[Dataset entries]
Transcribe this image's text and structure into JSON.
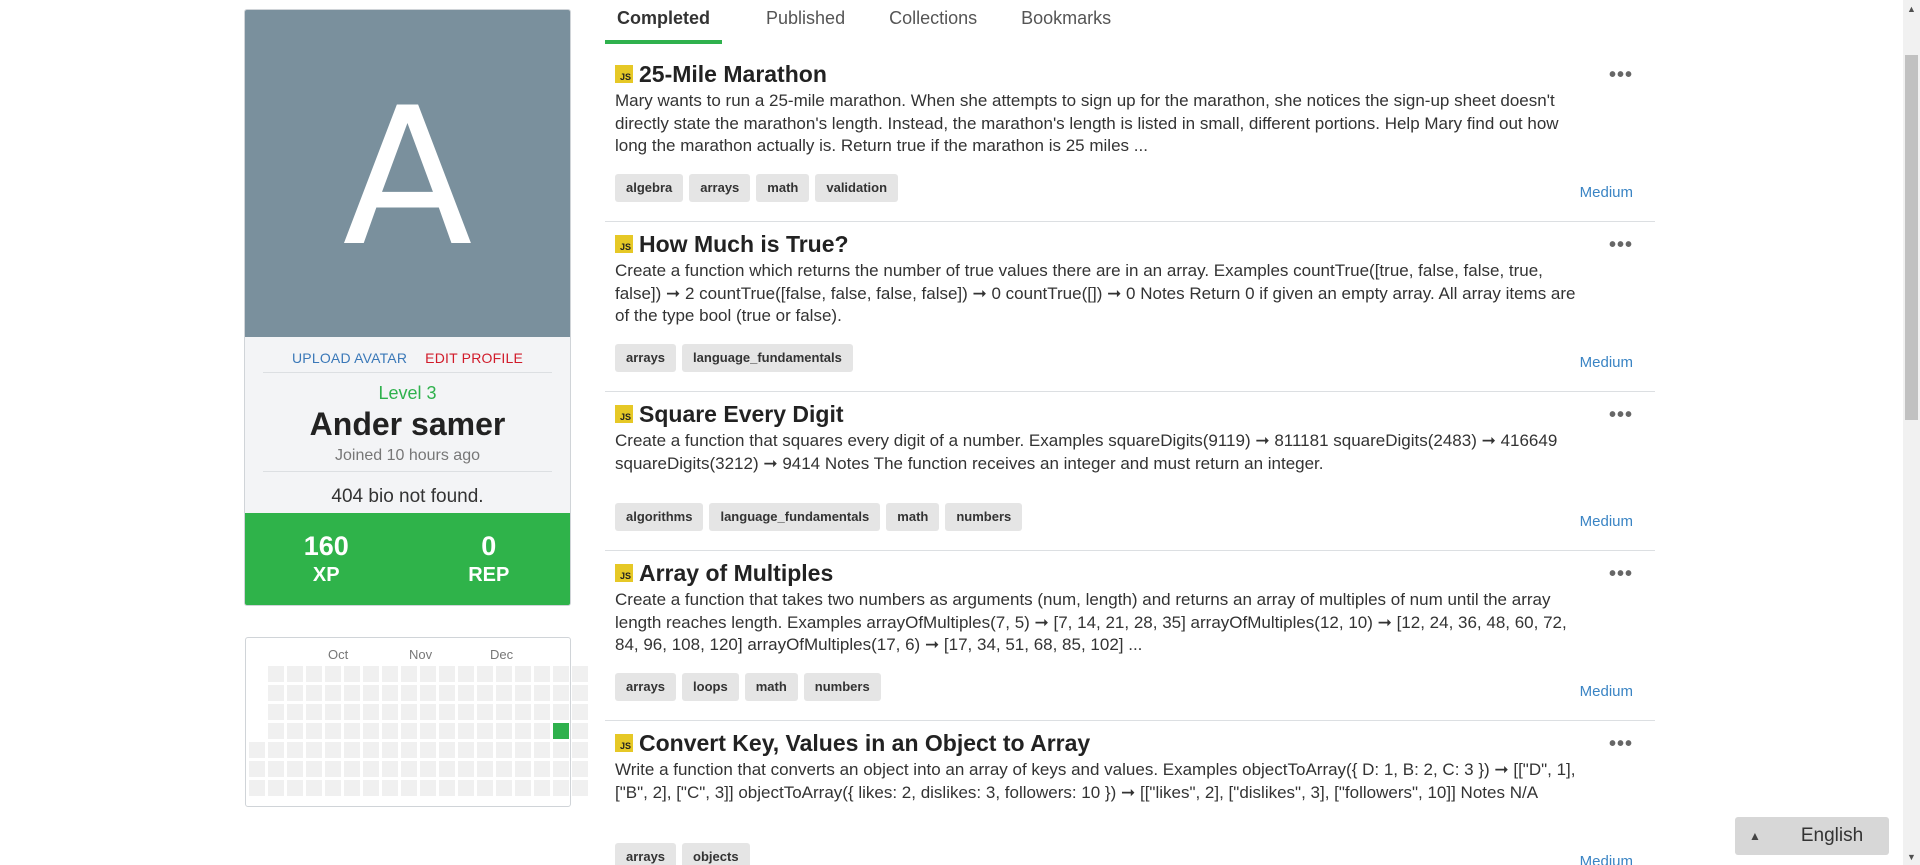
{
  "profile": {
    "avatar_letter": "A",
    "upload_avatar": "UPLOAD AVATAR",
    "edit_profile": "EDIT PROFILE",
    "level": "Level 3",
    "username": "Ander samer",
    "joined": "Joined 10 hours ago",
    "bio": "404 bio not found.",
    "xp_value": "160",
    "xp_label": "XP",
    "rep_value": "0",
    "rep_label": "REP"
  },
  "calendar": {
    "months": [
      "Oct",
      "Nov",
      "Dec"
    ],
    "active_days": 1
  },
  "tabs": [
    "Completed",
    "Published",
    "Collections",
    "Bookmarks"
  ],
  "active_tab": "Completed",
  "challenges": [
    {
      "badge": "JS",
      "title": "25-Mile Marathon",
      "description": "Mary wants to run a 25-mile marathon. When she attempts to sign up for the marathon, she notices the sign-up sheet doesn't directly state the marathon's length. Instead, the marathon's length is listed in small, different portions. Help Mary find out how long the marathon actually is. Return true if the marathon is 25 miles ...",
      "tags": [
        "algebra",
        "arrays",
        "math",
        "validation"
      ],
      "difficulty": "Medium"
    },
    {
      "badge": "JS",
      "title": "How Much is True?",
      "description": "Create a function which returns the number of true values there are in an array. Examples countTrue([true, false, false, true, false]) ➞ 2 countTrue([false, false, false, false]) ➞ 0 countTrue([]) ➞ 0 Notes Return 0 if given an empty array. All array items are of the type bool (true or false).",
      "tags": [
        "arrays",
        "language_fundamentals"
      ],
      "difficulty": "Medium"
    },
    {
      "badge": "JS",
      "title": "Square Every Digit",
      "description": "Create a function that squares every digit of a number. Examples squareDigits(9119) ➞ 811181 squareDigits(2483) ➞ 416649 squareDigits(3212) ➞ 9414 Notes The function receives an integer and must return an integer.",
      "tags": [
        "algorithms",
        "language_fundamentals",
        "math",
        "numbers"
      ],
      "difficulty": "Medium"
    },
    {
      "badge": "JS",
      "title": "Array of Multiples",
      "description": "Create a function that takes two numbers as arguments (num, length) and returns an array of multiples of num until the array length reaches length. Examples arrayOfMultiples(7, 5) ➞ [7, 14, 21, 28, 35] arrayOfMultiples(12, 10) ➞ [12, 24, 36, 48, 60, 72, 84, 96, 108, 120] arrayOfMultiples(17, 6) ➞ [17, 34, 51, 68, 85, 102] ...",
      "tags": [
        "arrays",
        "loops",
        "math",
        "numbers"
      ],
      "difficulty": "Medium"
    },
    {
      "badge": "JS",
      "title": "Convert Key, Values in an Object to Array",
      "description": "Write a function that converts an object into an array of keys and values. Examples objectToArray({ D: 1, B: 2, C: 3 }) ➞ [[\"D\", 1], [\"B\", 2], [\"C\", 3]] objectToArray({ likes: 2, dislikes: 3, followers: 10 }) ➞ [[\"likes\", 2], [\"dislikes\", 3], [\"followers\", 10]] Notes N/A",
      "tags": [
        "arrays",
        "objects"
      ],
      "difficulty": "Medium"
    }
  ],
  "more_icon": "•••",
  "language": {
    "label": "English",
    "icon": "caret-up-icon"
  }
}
...
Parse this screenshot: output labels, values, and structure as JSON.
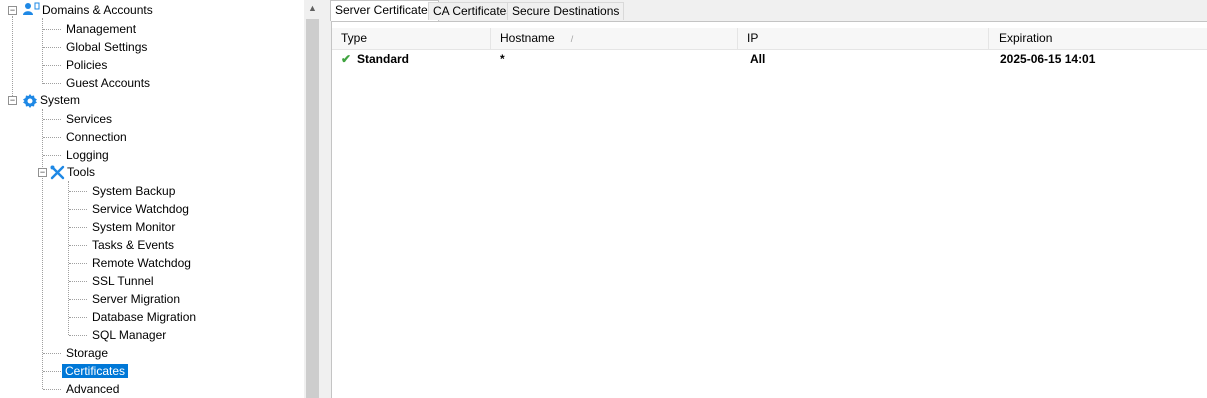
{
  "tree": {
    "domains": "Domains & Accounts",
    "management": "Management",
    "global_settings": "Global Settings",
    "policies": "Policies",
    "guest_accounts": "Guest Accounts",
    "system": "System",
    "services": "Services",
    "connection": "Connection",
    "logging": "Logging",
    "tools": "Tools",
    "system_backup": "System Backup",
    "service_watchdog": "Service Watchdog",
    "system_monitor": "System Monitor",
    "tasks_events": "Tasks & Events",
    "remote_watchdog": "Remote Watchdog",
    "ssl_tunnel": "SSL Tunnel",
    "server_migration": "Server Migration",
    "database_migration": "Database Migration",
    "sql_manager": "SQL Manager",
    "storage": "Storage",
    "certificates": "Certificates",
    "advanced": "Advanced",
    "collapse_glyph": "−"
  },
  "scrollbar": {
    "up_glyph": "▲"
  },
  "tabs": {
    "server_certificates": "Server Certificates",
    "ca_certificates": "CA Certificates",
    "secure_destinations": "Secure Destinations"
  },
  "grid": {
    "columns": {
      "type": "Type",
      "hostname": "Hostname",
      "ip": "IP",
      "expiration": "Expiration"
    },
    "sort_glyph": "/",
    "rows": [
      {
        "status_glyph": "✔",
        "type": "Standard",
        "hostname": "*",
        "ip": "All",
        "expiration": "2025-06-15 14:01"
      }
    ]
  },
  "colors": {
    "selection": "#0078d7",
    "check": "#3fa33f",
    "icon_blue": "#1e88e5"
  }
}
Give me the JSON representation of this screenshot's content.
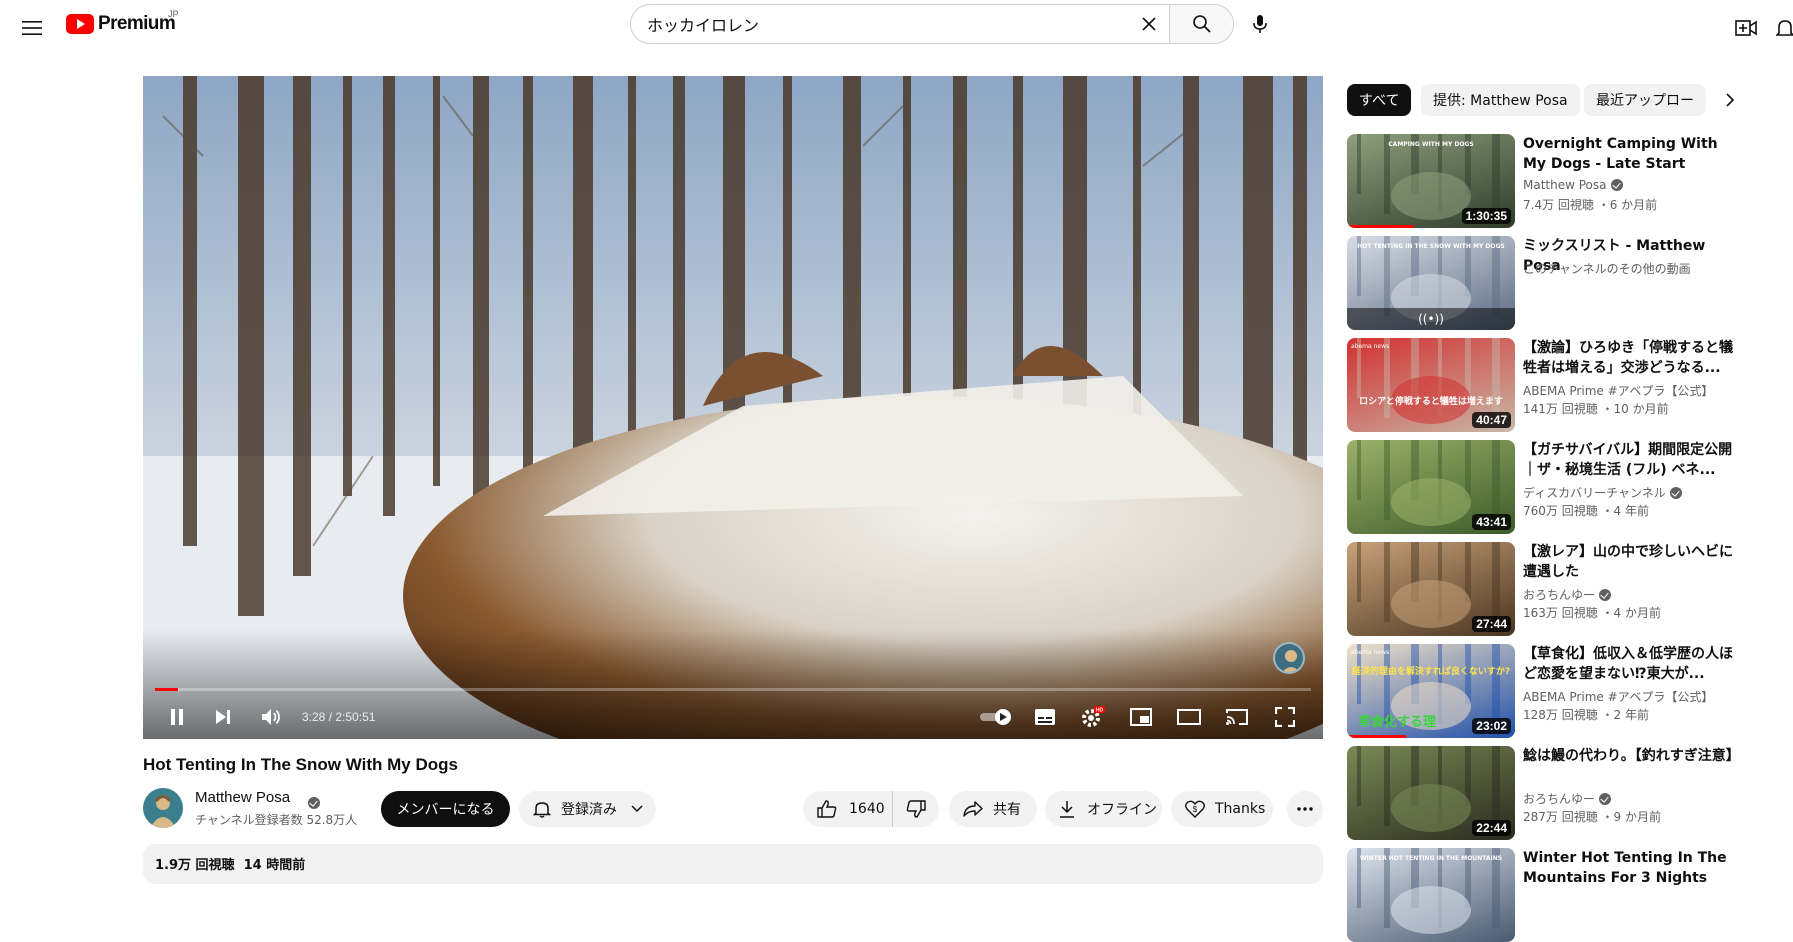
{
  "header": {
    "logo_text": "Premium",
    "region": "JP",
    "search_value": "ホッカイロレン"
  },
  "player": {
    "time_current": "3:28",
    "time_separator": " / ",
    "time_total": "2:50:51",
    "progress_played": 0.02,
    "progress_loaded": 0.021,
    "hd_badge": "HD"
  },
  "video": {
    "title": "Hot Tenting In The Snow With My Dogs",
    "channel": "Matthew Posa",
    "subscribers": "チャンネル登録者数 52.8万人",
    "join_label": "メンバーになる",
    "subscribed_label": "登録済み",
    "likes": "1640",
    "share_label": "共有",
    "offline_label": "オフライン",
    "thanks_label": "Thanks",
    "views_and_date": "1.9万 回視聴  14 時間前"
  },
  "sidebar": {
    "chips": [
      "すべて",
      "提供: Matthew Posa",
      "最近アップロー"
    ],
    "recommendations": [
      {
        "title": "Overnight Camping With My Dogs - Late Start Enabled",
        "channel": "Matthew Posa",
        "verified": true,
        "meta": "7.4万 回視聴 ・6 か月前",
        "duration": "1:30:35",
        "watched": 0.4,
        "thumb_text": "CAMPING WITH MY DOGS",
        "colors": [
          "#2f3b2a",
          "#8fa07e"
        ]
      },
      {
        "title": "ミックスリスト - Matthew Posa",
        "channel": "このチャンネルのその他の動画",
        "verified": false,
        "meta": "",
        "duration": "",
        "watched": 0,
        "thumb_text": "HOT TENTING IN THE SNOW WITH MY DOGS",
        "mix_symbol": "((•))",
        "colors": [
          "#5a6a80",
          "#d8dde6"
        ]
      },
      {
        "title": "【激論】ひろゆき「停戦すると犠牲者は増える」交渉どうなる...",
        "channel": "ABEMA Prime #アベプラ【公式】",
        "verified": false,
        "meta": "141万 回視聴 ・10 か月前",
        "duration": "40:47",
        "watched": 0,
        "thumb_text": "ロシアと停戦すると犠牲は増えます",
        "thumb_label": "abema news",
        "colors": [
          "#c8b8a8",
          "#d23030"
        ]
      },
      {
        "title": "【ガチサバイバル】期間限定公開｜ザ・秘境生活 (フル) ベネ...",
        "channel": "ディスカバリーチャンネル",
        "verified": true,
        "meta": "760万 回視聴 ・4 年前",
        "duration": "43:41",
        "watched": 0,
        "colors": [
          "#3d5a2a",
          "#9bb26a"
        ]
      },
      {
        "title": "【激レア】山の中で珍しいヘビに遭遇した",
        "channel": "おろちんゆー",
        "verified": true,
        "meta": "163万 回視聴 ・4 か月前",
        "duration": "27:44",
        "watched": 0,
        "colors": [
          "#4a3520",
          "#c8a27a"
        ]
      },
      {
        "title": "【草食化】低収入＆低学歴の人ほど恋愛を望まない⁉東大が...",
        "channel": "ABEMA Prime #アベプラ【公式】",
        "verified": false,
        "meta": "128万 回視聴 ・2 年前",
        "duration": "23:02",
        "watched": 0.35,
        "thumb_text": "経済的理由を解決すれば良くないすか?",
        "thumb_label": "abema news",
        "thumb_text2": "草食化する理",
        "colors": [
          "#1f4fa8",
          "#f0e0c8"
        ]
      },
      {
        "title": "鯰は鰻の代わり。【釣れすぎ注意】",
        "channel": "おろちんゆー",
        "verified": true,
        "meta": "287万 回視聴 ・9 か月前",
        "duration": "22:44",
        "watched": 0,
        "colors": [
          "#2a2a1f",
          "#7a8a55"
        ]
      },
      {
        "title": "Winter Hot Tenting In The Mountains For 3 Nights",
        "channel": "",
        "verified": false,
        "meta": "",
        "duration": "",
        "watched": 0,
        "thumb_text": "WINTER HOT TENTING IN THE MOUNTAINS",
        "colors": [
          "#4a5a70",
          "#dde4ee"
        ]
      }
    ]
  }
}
* * *
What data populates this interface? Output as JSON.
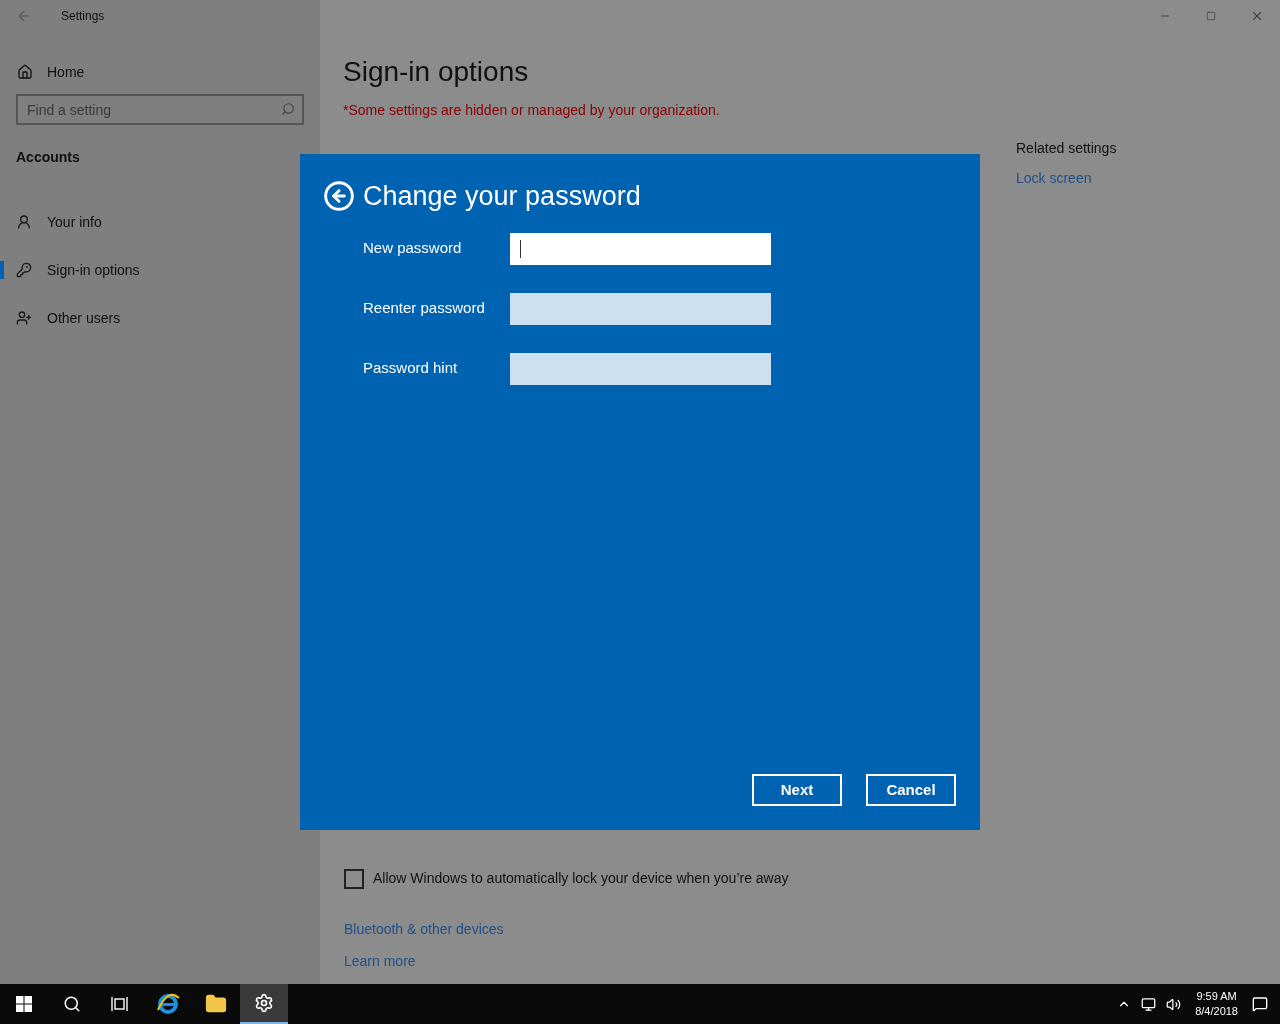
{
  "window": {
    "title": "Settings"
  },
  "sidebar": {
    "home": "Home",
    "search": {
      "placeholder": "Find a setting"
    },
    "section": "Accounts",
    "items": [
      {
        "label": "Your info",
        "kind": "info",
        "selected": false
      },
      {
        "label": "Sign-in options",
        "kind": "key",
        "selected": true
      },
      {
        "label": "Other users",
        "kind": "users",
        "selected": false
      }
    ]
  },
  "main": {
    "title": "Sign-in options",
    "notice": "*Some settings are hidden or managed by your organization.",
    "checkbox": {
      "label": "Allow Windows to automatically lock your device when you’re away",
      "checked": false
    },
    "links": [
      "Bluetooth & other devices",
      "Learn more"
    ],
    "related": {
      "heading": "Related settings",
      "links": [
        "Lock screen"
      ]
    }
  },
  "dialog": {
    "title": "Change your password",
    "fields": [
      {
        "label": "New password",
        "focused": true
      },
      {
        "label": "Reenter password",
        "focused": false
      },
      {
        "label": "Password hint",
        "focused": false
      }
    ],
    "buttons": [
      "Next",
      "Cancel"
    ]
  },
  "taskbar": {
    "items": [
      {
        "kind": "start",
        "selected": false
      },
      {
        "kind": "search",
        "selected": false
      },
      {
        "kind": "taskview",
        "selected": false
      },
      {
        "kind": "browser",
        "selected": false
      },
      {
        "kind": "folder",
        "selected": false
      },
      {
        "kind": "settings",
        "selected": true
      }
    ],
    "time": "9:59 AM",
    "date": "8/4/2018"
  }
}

§ **YOUR INSTRUCTIONS**
From the data above, gather every line that includes the word "channel".

§ **CORRECT ANSWER**
    "channel": "Matthew Posa",
        "channel": "Matthew Posa",
        "channel": "このチャンネルのその他の動画",
        "channel": "ABEMA Prime #アベプラ【公式】",
        "channel": "ディスカバリーチャンネル",
        "channel": "おろちんゆー",
        "channel": "ABEMA Prime #アベプラ【公式】",
        "channel": "おろちんゆー",
        "channel": "",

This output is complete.